- Your goal:
Select every line below containing the word "Scalper".
⟨
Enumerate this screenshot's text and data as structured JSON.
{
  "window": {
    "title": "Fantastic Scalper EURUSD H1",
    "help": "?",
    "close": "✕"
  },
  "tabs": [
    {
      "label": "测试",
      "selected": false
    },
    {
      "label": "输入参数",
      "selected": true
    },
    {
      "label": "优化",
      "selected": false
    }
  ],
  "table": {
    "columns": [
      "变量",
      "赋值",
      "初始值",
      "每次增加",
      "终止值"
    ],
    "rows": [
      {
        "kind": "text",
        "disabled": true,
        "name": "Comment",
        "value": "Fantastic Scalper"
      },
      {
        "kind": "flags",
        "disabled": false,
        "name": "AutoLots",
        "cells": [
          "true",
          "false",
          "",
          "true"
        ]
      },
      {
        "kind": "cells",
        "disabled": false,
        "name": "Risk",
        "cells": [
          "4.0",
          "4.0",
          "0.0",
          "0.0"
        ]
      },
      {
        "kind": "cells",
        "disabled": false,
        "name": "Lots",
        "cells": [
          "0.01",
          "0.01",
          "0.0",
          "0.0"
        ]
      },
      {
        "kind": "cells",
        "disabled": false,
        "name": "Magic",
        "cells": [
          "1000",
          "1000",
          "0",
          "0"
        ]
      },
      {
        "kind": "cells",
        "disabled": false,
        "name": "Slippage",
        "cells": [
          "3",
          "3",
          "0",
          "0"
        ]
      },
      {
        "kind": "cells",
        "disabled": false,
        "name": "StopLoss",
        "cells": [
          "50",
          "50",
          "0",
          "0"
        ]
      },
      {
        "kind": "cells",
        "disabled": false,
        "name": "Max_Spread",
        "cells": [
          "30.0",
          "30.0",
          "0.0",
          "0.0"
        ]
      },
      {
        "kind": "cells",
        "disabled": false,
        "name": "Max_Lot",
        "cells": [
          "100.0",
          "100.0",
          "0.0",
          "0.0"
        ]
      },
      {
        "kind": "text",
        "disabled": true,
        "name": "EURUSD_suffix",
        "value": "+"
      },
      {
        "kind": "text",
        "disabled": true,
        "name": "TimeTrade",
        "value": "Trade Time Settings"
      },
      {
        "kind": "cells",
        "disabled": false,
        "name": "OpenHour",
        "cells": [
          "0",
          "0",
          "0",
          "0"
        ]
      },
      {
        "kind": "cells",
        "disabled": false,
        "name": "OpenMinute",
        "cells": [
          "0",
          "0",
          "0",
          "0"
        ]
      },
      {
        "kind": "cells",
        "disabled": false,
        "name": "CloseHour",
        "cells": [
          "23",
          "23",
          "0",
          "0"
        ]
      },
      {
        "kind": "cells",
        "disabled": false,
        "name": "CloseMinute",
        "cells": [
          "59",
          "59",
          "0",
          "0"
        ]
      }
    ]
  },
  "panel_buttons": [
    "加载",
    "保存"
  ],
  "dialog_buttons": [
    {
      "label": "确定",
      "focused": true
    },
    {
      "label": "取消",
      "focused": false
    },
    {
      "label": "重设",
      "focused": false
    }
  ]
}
⟩
- Task answer:
    "title": "Fantastic Scalper EURUSD H1",
        "value": "Fantastic Scalper"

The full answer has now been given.